▶ **Task statement**: Select all lines with the string "standards" in them, and copy those lines.

▶ **Source material**:
· · · ·

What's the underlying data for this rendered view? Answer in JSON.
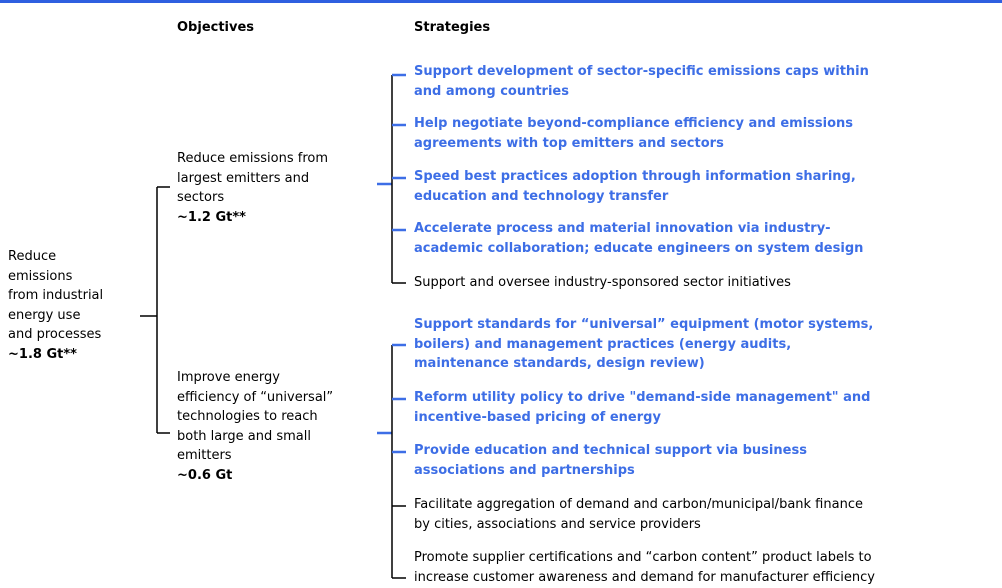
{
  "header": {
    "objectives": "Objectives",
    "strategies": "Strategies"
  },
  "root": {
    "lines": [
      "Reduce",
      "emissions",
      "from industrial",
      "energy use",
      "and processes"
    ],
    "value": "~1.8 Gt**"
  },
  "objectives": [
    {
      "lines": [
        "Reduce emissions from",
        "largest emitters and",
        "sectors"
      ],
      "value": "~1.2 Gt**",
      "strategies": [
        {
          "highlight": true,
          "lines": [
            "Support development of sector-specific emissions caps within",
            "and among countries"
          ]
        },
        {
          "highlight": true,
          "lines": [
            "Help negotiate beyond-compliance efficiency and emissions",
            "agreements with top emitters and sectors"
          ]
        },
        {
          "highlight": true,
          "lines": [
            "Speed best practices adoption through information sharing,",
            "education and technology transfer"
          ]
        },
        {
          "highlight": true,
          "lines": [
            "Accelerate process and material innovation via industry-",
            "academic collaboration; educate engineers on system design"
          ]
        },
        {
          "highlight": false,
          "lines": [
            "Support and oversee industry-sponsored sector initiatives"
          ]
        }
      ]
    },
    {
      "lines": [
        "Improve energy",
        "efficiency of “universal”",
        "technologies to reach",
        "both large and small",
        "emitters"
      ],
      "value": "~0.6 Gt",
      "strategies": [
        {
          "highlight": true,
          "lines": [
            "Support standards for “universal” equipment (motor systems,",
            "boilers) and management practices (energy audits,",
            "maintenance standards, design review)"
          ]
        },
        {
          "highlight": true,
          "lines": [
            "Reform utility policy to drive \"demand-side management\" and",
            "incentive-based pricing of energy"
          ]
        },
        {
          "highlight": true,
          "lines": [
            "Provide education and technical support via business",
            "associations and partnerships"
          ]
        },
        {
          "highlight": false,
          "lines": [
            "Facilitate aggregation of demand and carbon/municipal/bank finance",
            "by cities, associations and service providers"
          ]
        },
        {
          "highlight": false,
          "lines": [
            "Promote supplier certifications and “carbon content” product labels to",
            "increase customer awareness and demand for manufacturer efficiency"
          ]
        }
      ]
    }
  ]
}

· · · ·

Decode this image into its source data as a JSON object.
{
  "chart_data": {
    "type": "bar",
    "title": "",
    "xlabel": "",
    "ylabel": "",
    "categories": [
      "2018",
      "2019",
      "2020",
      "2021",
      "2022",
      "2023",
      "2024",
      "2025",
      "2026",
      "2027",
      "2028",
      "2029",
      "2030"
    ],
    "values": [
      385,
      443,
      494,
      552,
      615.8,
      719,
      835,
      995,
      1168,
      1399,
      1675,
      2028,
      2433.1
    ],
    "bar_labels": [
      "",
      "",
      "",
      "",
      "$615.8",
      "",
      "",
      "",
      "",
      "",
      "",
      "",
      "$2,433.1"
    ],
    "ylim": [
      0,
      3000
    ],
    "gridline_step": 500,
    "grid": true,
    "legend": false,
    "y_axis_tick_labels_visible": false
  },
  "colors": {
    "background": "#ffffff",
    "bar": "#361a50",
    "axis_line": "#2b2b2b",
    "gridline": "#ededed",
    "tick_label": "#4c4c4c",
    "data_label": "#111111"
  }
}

· · · ·

▶ **Full response**:
            "Support standards for “universal” equipment (motor systems,",
            "maintenance standards, design review)"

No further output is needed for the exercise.